[Start Supplied records]

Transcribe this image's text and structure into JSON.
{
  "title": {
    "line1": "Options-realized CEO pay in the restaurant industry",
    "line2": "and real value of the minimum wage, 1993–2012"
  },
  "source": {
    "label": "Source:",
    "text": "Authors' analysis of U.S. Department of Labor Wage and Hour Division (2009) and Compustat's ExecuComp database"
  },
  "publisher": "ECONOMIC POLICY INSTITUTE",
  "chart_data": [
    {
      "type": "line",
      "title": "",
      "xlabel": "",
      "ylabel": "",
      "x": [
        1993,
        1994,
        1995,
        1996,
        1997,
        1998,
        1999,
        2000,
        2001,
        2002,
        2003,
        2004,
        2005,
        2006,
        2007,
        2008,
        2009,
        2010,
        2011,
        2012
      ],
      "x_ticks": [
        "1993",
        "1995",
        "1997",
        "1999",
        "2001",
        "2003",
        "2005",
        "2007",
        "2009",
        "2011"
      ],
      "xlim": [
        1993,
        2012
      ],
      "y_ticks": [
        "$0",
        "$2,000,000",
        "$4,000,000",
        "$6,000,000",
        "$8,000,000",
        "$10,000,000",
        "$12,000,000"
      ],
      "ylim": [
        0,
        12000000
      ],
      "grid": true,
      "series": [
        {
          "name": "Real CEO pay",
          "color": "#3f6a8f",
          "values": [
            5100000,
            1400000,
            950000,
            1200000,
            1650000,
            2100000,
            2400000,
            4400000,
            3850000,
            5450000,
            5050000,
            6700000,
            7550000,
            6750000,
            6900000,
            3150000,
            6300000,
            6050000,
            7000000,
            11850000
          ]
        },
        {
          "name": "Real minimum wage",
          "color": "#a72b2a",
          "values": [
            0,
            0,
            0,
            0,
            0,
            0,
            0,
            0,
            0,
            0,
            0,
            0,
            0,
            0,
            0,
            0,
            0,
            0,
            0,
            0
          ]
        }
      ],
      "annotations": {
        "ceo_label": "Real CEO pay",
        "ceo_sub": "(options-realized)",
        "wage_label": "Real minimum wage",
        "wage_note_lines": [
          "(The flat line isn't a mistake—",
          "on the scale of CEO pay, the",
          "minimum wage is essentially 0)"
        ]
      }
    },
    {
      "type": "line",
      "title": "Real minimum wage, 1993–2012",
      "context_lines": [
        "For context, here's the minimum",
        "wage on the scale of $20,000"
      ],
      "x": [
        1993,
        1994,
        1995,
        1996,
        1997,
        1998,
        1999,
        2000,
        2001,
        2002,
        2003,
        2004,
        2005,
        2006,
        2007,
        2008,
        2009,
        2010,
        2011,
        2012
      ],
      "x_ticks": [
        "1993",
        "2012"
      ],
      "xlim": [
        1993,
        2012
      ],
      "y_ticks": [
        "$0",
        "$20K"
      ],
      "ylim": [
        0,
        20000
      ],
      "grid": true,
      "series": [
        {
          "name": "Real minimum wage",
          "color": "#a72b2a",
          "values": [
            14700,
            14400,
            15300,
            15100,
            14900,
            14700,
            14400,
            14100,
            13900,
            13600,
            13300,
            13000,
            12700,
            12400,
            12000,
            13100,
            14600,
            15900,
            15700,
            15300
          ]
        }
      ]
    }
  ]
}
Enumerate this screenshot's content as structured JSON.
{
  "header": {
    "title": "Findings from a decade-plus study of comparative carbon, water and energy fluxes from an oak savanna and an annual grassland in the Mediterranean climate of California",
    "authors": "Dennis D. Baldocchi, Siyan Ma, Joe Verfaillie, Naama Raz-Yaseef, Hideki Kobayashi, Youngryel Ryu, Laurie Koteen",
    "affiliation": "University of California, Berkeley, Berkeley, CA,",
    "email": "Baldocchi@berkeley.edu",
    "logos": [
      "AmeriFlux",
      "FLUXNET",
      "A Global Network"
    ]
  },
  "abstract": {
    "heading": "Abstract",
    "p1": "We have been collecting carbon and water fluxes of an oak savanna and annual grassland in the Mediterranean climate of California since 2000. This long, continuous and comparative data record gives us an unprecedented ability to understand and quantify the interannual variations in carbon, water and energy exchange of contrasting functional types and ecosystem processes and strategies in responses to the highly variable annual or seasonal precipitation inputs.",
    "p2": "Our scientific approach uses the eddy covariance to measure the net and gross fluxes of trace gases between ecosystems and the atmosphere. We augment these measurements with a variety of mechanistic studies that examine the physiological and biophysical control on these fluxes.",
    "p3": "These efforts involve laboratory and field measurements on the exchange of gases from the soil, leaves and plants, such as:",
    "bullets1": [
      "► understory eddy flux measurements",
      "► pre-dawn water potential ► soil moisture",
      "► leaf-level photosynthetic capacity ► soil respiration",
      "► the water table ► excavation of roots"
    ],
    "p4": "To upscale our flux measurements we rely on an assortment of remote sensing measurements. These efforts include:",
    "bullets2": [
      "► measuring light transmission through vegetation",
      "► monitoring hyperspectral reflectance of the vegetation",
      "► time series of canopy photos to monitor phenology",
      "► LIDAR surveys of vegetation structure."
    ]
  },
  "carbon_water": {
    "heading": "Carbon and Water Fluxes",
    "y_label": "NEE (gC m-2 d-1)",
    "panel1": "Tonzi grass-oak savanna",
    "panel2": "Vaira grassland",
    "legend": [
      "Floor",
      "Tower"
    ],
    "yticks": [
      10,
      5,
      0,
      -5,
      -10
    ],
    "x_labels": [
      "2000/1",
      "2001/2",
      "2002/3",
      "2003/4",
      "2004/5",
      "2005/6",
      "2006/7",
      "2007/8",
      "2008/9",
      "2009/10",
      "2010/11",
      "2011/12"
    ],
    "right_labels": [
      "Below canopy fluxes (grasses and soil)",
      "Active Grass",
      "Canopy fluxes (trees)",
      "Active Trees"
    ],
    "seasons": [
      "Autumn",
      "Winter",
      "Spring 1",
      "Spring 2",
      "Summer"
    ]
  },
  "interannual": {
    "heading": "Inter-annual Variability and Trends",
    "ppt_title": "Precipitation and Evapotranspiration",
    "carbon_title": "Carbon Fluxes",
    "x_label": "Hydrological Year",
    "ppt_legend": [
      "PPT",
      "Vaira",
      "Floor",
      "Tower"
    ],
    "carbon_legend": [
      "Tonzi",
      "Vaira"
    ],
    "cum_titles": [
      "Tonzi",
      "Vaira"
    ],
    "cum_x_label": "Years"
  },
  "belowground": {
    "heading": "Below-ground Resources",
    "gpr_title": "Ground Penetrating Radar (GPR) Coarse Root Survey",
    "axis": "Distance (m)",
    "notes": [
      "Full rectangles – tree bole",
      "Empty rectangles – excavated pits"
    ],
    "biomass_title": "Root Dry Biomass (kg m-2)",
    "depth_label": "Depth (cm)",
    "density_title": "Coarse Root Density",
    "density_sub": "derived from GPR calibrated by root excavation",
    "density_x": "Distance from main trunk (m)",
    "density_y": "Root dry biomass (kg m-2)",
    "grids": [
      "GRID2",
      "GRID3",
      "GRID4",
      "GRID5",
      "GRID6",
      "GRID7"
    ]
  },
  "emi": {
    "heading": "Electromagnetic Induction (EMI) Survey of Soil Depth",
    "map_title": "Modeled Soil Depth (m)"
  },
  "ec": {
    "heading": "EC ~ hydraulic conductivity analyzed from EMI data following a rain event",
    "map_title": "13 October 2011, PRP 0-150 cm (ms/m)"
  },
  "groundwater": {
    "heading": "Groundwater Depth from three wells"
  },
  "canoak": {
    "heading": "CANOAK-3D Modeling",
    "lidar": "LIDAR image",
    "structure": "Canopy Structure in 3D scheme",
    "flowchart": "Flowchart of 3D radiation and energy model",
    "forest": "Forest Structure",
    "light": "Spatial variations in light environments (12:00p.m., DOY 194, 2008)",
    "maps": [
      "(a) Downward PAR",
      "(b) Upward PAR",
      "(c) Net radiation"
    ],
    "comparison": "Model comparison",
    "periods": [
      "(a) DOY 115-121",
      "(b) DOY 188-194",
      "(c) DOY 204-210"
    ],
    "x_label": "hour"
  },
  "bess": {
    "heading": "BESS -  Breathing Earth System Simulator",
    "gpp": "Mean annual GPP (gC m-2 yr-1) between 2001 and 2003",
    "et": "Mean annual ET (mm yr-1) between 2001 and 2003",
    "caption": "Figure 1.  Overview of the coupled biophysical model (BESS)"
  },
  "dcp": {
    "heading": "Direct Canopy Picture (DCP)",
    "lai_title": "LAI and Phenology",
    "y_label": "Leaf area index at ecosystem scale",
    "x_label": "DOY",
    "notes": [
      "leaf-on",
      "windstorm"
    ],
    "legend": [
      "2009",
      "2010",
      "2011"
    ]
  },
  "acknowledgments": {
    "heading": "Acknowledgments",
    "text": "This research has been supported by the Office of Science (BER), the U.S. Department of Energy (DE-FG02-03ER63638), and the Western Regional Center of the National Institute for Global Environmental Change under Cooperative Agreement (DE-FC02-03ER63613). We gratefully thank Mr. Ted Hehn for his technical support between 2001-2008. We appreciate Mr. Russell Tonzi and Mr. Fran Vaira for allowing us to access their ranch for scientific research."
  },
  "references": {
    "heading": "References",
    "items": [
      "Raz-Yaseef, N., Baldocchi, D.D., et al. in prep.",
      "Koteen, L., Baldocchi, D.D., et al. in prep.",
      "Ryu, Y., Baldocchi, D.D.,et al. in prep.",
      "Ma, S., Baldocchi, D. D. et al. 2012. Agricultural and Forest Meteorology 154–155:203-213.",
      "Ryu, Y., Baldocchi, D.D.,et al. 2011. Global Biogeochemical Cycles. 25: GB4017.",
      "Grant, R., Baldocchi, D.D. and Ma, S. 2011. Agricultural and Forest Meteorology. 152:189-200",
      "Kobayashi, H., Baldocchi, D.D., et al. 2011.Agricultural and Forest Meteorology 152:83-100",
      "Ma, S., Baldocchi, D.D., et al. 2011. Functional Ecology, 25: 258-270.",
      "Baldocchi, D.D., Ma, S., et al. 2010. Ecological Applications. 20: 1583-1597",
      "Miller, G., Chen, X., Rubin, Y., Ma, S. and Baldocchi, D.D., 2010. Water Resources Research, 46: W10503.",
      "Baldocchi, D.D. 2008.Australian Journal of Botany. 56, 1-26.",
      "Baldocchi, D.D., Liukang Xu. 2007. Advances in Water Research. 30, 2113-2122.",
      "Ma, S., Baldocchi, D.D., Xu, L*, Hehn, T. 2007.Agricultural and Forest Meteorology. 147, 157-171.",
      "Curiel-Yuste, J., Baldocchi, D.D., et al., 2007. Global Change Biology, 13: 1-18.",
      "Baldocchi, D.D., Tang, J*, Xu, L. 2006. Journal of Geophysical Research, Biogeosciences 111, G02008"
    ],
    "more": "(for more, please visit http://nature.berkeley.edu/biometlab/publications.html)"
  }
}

[End Supplied records]

## What is expected
Within the listing above, copy each line that has the string "Kobayashi".

## Solved exercise
    "authors": "Dennis D. Baldocchi, Siyan Ma, Joe Verfaillie, Naama Raz-Yaseef, Hideki Kobayashi, Youngryel Ryu, Laurie Koteen",
      "Kobayashi, H., Baldocchi, D.D., et al. 2011.Agricultural and Forest Meteorology 152:83-100",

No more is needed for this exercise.